## Passage to read

    The risk posed to the PCF by continued hospital participation in the fund until December 31, 2026, is lessened to some degree by the cap on the PCF obligation at $500,000 plus past and future medicals.
  • Definition of occurrence: HB 75 defines “occurrence” as “all injuries to a patient caused by healthcare providers' successive acts or omissions that combined concurrently to create a malpractice claim.” The term “occurrence” is further explained in the remedial section of HB 75 that states what an “occurrence” is NOT. That provision states: “The term ‘occurrence’ shall not be construed in such a way as to limit recovery to only one maximum statutory payment if separate acts or omissions cause additional or enhanced injury or harm as a result of separate acts or omissions. A patient who suffers two or more distinct injuries as a result of two or more different acts or omissions that occur at different times by one or more healthcare providers is entitled to up to the maximum statutory recovery for each injury.”

    SIGNIFICANCE: We expect to see more multiple occurrence claims based on allegations of additional or enhanced injuries.
  • Inclusion of advanced practitioners and employees in the patient compensation fund. The definition of who qualifies to participate in the PCF has expanded to include certified nurse practitioners, clinical nurse specialists, certified nurse-midwives, and a business entity's employees.

    SIGNIFICANCE: The expansion of who may participate in the PCF broadens the population of providers contributing to the PCF and may improve the ability of the PCF to address the deficit. However, the additional exposure to the PCF for the acts of these new participants may offset their contributions.

(Dataset excerpts)
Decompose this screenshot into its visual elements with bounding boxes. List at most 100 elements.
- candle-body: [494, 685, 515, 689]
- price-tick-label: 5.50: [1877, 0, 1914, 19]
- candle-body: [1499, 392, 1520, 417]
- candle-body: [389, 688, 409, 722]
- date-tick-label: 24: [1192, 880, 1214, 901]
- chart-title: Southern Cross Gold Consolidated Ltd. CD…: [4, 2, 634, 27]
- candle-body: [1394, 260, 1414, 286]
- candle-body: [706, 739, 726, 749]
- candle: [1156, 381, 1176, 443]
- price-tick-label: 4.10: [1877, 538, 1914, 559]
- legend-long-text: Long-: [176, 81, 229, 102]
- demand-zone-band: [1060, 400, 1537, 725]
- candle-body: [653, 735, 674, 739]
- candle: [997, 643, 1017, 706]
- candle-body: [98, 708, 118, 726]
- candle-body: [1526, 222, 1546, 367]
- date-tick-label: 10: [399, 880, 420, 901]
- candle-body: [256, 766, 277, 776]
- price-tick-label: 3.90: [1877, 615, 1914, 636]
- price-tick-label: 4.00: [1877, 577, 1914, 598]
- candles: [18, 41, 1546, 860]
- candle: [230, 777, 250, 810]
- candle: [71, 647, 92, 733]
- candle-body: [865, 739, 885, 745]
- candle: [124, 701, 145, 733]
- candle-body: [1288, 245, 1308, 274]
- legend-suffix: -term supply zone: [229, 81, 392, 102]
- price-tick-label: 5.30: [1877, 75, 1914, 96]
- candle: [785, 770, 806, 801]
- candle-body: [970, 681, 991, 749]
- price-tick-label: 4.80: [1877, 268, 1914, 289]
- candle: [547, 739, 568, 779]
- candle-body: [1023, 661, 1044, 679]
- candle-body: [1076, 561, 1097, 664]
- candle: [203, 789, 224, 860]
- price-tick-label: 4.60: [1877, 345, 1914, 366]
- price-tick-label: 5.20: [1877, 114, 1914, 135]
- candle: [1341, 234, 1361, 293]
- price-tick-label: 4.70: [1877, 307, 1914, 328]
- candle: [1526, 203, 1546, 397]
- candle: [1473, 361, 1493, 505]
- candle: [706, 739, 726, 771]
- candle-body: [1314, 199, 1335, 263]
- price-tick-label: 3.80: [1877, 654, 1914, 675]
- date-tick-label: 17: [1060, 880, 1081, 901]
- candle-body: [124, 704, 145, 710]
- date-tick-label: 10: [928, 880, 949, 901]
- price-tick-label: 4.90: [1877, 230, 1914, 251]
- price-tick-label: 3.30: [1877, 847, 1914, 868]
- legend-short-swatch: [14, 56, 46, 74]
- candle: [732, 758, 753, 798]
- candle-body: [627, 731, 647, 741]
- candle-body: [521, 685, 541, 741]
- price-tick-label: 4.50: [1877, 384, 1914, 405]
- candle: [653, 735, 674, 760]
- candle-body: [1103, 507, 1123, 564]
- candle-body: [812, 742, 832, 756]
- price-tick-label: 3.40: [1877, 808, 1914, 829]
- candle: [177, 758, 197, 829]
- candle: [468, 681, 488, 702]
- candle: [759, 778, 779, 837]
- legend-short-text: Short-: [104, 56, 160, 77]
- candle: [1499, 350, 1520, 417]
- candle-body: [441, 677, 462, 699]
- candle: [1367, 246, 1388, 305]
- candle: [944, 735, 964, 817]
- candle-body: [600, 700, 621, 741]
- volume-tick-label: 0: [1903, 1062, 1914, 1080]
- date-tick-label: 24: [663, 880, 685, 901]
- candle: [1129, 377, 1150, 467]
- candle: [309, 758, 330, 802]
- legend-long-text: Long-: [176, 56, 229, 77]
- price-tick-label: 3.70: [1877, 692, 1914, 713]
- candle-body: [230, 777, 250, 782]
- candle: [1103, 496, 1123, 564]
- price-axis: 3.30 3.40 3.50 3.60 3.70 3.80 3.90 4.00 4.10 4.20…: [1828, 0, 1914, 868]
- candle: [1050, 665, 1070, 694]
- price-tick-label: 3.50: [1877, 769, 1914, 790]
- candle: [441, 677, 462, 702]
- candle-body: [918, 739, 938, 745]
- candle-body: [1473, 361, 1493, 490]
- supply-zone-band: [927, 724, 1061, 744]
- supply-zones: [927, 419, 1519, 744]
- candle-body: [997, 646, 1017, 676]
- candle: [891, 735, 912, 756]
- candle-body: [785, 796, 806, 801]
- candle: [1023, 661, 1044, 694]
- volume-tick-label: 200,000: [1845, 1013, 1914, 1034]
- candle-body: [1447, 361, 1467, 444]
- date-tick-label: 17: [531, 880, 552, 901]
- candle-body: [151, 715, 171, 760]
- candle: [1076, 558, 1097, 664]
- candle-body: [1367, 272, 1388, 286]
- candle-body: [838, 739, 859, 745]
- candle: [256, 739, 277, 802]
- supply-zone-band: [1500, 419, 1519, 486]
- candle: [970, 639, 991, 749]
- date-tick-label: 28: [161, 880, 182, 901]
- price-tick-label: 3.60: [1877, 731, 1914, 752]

## Required tasks
a. In the passage on HB 75 and the patient compensation fund, what is the cap on the PCF obligation?
b. Resume the passage on HB 75 and the patient compensation fund, starting after its final sentence.

## Responses to the tasks
a. $500,000 plus past and future medicals.

b.
  • PCF organization, operation, oversight, and deficit reduction. HB 75 significantly recodifies the way in which the Superintendent of Insurance assesses surcharges against all participants, who determines annual surcharges, who manages the day-to-day functions for the PCF, and how the PCF deficit will be addressed.

    SIGNIFICANCE: HB 75 creates an Advisory Board comprised of nine members as follows: two representatives from the trial lawyers’ association; two representatives from the hospital association; two representatives affiliated with physicians; two patient advocates and one representative from certified nurse practitioners. This board will have the duty to work with the OSI to not only assess surcharges for the PCF but will have access to claims experience of participants in the PCF.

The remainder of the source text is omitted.